**GIVEN EXERCISE:**
Return each line holding the string "units".

**RECORDED DATA:**
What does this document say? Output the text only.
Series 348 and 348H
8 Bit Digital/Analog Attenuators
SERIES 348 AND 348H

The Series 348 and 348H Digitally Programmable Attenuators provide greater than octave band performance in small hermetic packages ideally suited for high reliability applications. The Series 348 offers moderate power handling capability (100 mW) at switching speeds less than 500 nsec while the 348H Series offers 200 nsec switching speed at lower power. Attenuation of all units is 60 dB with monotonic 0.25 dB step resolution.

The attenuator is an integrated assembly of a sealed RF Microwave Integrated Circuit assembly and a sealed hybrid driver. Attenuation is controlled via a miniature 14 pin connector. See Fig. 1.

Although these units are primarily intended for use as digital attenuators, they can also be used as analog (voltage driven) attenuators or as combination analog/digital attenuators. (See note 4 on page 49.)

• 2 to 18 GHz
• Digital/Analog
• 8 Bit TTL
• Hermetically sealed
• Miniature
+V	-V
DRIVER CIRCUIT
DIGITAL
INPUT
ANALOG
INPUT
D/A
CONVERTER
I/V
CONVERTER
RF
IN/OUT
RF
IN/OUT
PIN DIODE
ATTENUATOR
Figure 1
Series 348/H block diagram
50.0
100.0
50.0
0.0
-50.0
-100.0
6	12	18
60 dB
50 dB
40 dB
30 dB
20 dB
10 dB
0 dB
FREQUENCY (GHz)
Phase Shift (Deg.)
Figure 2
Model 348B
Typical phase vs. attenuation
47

* * *

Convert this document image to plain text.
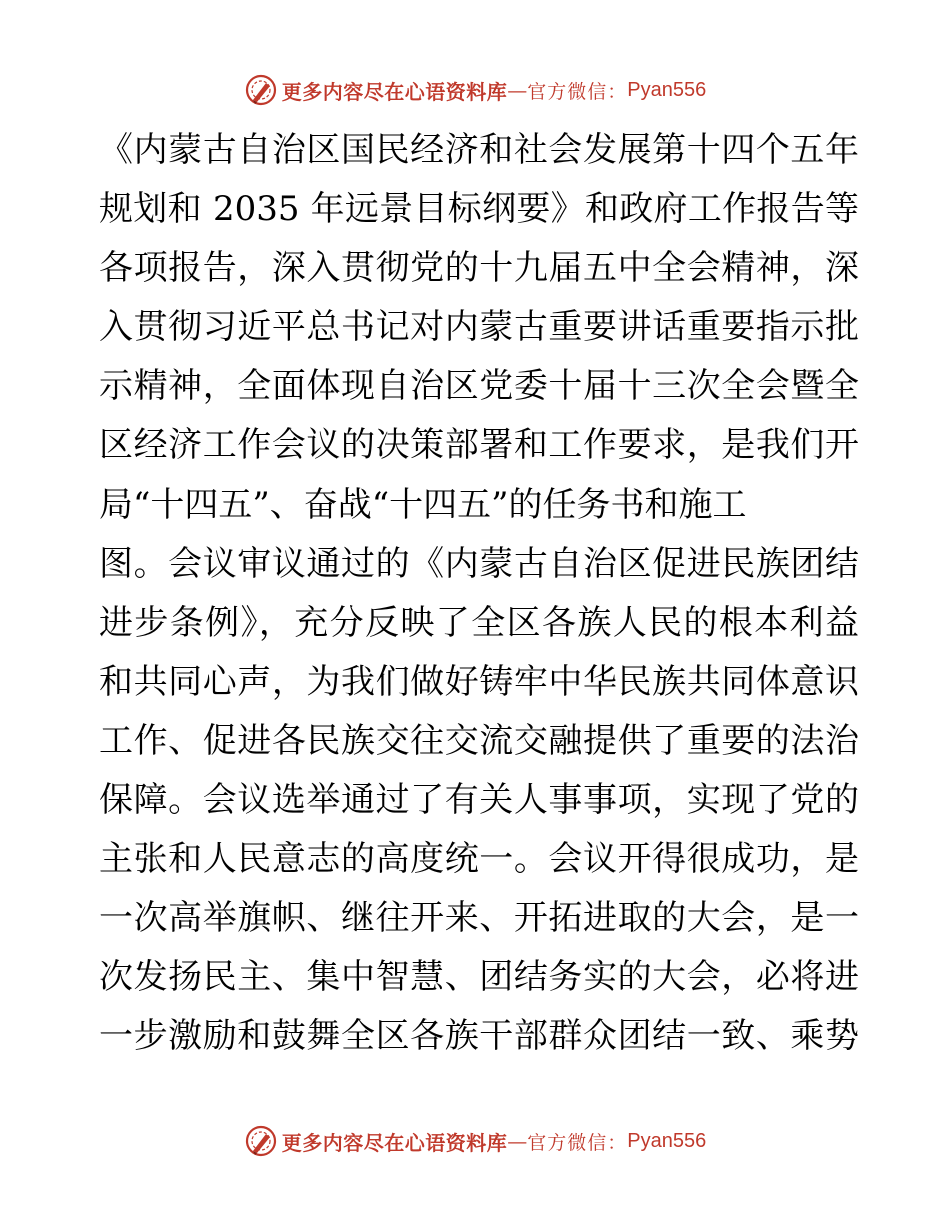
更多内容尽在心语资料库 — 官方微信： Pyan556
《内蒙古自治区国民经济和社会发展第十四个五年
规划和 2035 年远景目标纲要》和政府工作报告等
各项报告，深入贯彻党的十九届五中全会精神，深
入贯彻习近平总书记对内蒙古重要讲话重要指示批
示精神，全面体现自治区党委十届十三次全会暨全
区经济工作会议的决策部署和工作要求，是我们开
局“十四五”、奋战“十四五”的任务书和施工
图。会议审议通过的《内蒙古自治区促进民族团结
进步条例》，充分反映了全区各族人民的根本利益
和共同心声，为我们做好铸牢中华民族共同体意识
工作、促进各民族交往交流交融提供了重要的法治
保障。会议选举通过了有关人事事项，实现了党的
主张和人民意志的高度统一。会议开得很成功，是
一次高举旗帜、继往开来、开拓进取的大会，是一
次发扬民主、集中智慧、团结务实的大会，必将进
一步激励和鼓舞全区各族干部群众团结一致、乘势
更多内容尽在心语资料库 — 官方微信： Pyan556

...

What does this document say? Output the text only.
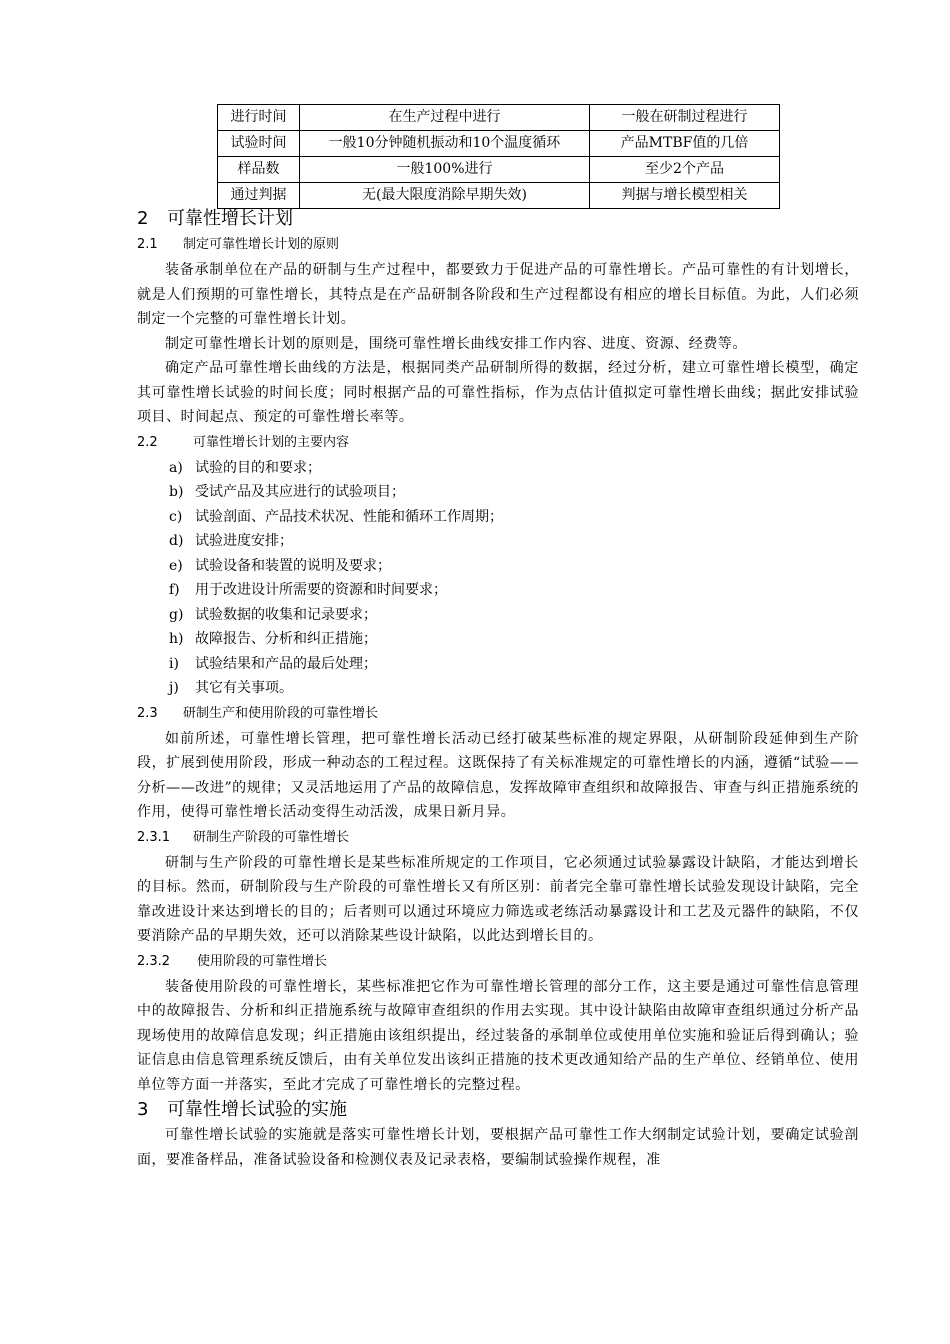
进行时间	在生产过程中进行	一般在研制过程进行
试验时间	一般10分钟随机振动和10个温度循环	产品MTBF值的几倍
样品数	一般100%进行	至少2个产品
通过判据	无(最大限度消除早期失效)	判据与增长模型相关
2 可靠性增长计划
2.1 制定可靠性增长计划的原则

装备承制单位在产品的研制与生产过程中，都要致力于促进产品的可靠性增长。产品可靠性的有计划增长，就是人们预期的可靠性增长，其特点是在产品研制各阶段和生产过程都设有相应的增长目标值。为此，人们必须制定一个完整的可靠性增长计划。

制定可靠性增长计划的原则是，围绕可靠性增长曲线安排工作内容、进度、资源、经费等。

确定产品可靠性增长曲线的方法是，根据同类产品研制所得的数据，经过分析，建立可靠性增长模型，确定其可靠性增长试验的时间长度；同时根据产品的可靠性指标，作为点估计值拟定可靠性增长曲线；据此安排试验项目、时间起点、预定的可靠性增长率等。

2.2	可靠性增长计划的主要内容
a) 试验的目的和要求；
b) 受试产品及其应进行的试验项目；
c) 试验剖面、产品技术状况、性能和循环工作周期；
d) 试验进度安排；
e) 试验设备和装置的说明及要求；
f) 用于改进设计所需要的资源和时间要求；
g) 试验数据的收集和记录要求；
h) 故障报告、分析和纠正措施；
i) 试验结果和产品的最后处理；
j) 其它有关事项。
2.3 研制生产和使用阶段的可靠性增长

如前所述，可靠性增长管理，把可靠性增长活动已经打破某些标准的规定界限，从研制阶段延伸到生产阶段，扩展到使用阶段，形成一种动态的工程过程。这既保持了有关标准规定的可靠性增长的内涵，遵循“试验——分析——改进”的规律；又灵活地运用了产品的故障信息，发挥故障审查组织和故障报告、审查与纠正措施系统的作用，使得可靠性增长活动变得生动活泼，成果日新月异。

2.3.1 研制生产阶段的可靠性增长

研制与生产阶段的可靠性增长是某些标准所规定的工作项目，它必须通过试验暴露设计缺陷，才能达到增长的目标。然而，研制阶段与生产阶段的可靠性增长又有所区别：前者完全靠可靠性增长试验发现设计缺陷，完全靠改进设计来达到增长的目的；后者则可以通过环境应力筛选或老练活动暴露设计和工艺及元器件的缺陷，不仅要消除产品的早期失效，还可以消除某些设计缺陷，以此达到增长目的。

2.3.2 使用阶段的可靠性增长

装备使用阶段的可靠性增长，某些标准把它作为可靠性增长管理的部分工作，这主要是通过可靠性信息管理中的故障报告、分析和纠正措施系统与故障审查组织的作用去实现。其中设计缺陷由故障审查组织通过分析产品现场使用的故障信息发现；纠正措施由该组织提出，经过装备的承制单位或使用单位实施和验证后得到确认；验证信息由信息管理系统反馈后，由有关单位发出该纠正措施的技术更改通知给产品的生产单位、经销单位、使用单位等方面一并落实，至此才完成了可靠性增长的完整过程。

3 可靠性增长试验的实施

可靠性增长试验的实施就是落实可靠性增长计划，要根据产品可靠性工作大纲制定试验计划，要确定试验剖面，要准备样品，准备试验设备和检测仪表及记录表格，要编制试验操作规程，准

**OUTPUT BELOW:**
The Series 348 and 348H Digitally Programmable Attenuators provide greater than octave band performance in small hermetic packages ideally suited for high reliability applications. The Series 348 offers moderate power handling capability (100 mW) at switching speeds less than 500 nsec while the 348H Series offers 200 nsec switching speed at lower power. Attenuation of all units is 60 dB with monotonic 0.25 dB step resolution.
Although these units are primarily intended for use as digital attenuators, they can also be used as analog (voltage driven) attenuators or as combination analog/digital attenuators. (See note 4 on page 49.)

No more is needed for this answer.